Task brief — Can you give all the records again without altering a single character?

Extracted information —
★ ★ ★ ★
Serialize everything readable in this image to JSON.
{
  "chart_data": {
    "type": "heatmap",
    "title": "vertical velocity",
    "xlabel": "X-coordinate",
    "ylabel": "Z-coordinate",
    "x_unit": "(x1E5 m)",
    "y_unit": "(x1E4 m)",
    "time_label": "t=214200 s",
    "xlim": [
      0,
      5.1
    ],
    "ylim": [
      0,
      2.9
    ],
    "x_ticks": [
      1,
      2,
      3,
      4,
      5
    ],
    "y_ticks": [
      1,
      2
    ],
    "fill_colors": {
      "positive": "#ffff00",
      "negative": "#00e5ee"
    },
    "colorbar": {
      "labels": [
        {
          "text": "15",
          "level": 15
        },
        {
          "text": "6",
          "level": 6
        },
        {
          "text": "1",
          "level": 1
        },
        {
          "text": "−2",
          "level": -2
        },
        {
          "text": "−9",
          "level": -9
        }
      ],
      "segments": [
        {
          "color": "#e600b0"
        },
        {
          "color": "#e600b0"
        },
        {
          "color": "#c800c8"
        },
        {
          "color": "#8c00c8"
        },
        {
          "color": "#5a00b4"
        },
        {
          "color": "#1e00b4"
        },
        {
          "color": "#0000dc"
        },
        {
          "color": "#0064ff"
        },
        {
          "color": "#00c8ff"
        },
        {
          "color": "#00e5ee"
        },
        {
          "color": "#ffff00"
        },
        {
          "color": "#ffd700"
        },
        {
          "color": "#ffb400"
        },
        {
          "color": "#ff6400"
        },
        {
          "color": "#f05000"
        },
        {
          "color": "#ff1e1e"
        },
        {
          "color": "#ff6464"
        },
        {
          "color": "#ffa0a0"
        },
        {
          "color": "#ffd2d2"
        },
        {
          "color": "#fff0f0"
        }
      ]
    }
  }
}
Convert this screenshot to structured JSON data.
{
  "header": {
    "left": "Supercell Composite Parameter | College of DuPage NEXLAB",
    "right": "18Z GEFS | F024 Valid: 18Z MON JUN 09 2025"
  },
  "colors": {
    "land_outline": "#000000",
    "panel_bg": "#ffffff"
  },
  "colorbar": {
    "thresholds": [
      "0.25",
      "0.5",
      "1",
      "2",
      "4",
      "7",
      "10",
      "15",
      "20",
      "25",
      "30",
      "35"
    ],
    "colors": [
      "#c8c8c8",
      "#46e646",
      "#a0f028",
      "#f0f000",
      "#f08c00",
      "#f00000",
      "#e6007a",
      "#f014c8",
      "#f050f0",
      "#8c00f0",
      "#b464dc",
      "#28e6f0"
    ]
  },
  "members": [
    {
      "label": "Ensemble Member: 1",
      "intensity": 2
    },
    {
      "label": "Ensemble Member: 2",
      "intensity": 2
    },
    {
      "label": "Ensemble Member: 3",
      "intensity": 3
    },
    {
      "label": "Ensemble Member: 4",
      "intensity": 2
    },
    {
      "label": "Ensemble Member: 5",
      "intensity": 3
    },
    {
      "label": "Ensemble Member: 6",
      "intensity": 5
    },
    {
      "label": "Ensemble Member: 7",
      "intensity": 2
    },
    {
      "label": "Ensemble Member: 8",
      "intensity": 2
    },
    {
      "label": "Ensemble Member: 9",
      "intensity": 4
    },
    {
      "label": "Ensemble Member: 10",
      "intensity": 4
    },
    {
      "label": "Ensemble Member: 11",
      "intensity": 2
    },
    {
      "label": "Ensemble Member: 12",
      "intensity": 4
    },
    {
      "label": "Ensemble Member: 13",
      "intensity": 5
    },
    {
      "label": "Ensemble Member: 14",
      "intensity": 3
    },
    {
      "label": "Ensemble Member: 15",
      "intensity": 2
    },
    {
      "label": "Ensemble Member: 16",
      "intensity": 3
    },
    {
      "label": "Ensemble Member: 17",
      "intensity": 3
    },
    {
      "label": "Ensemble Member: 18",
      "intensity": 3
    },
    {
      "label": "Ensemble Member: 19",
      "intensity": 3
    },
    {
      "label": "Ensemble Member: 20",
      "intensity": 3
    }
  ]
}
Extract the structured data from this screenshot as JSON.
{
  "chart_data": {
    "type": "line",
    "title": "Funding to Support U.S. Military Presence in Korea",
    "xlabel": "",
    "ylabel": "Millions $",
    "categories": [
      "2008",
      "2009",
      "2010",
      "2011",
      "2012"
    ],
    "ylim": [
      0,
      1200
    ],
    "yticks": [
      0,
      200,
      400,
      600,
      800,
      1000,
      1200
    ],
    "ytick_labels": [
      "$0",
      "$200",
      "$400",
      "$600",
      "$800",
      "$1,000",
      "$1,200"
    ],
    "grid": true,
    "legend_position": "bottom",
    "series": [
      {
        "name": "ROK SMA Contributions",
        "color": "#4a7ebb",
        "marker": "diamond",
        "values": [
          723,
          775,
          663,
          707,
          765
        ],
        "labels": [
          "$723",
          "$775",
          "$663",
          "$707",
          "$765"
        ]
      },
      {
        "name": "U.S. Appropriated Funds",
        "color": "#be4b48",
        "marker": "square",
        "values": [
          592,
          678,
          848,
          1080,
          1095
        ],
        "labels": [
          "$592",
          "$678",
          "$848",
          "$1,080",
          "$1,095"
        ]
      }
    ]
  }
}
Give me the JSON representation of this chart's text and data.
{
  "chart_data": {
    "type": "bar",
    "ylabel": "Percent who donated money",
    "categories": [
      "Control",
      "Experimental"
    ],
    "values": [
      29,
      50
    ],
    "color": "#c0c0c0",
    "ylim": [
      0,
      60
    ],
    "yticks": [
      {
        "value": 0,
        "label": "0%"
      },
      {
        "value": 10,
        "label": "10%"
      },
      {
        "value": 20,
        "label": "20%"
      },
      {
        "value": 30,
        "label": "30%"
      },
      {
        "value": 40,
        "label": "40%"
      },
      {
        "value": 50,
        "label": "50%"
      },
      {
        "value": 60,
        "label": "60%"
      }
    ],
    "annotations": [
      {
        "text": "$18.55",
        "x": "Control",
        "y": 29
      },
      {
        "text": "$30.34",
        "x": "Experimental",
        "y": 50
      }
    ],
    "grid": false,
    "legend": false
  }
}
★ ★ ★ ★
Task result —
Serialize everything readable in this image to JSON.
{
  "chart_data": {
    "type": "heatmap",
    "title": "vertical velocity",
    "xlabel": "X-coordinate",
    "ylabel": "Z-coordinate",
    "x_unit": "(x1E5 m)",
    "y_unit": "(x1E4 m)",
    "time_label": "t=214200 s",
    "xlim": [
      0,
      5.1
    ],
    "ylim": [
      0,
      2.9
    ],
    "x_ticks": [
      1,
      2,
      3,
      4,
      5
    ],
    "y_ticks": [
      1,
      2
    ],
    "fill_colors": {
      "positive": "#ffff00",
      "negative": "#00e5ee"
    },
    "colorbar": {
      "labels": [
        {
          "text": "15",
          "level": 15
        },
        {
          "text": "6",
          "level": 6
        },
        {
          "text": "1",
          "level": 1
        },
        {
          "text": "−2",
          "level": -2
        },
        {
          "text": "−9",
          "level": -9
        }
      ],
      "segments": [
        {
          "color": "#e600b0"
        },
        {
          "color": "#e600b0"
        },
        {
          "color": "#c800c8"
        },
        {
          "color": "#8c00c8"
        },
        {
          "color": "#5a00b4"
        },
        {
          "color": "#1e00b4"
        },
        {
          "color": "#0000dc"
        },
        {
          "color": "#0064ff"
        },
        {
          "color": "#00c8ff"
        },
        {
          "color": "#00e5ee"
        },
        {
          "color": "#ffff00"
        },
        {
          "color": "#ffd700"
        },
        {
          "color": "#ffb400"
        },
        {
          "color": "#ff6400"
        },
        {
          "color": "#f05000"
        },
        {
          "color": "#ff1e1e"
        },
        {
          "color": "#ff6464"
        },
        {
          "color": "#ffa0a0"
        },
        {
          "color": "#ffd2d2"
        },
        {
          "color": "#fff0f0"
        }
      ]
    }
  }
}
Convert this screenshot to structured JSON data.
{
  "header": {
    "left": "Supercell Composite Parameter | College of DuPage NEXLAB",
    "right": "18Z GEFS | F024 Valid: 18Z MON JUN 09 2025"
  },
  "colors": {
    "land_outline": "#000000",
    "panel_bg": "#ffffff"
  },
  "colorbar": {
    "thresholds": [
      "0.25",
      "0.5",
      "1",
      "2",
      "4",
      "7",
      "10",
      "15",
      "20",
      "25",
      "30",
      "35"
    ],
    "colors": [
      "#c8c8c8",
      "#46e646",
      "#a0f028",
      "#f0f000",
      "#f08c00",
      "#f00000",
      "#e6007a",
      "#f014c8",
      "#f050f0",
      "#8c00f0",
      "#b464dc",
      "#28e6f0"
    ]
  },
  "members": [
    {
      "label": "Ensemble Member: 1",
      "intensity": 2
    },
    {
      "label": "Ensemble Member: 2",
      "intensity": 2
    },
    {
      "label": "Ensemble Member: 3",
      "intensity": 3
    },
    {
      "label": "Ensemble Member: 4",
      "intensity": 2
    },
    {
      "label": "Ensemble Member: 5",
      "intensity": 3
    },
    {
      "label": "Ensemble Member: 6",
      "intensity": 5
    },
    {
      "label": "Ensemble Member: 7",
      "intensity": 2
    },
    {
      "label": "Ensemble Member: 8",
      "intensity": 2
    },
    {
      "label": "Ensemble Member: 9",
      "intensity": 4
    },
    {
      "label": "Ensemble Member: 10",
      "intensity": 4
    },
    {
      "label": "Ensemble Member: 11",
      "intensity": 2
    },
    {
      "label": "Ensemble Member: 12",
      "intensity": 4
    },
    {
      "label": "Ensemble Member: 13",
      "intensity": 5
    },
    {
      "label": "Ensemble Member: 14",
      "intensity": 3
    },
    {
      "label": "Ensemble Member: 15",
      "intensity": 2
    },
    {
      "label": "Ensemble Member: 16",
      "intensity": 3
    },
    {
      "label": "Ensemble Member: 17",
      "intensity": 3
    },
    {
      "label": "Ensemble Member: 18",
      "intensity": 3
    },
    {
      "label": "Ensemble Member: 19",
      "intensity": 3
    },
    {
      "label": "Ensemble Member: 20",
      "intensity": 3
    }
  ]
}
Extract the structured data from this screenshot as JSON.
{
  "chart_data": {
    "type": "line",
    "title": "Funding to Support U.S. Military Presence in Korea",
    "xlabel": "",
    "ylabel": "Millions $",
    "categories": [
      "2008",
      "2009",
      "2010",
      "2011",
      "2012"
    ],
    "ylim": [
      0,
      1200
    ],
    "yticks": [
      0,
      200,
      400,
      600,
      800,
      1000,
      1200
    ],
    "ytick_labels": [
      "$0",
      "$200",
      "$400",
      "$600",
      "$800",
      "$1,000",
      "$1,200"
    ],
    "grid": true,
    "legend_position": "bottom",
    "series": [
      {
        "name": "ROK SMA Contributions",
        "color": "#4a7ebb",
        "marker": "diamond",
        "values": [
          723,
          775,
          663,
          707,
          765
        ],
        "labels": [
          "$723",
          "$775",
          "$663",
          "$707",
          "$765"
        ]
      },
      {
        "name": "U.S. Appropriated Funds",
        "color": "#be4b48",
        "marker": "square",
        "values": [
          592,
          678,
          848,
          1080,
          1095
        ],
        "labels": [
          "$592",
          "$678",
          "$848",
          "$1,080",
          "$1,095"
        ]
      }
    ]
  }
}
Give me the JSON representation of this chart's text and data.
{
  "chart_data": {
    "type": "bar",
    "ylabel": "Percent who donated money",
    "categories": [
      "Control",
      "Experimental"
    ],
    "values": [
      29,
      50
    ],
    "color": "#c0c0c0",
    "ylim": [
      0,
      60
    ],
    "yticks": [
      {
        "value": 0,
        "label": "0%"
      },
      {
        "value": 10,
        "label": "10%"
      },
      {
        "value": 20,
        "label": "20%"
      },
      {
        "value": 30,
        "label": "30%"
      },
      {
        "value": 40,
        "label": "40%"
      },
      {
        "value": 50,
        "label": "50%"
      },
      {
        "value": 60,
        "label": "60%"
      }
    ],
    "annotations": [
      {
        "text": "$18.55",
        "x": "Control",
        "y": 29
      },
      {
        "text": "$30.34",
        "x": "Experimental",
        "y": 50
      }
    ],
    "grid": false,
    "legend": false
  }
}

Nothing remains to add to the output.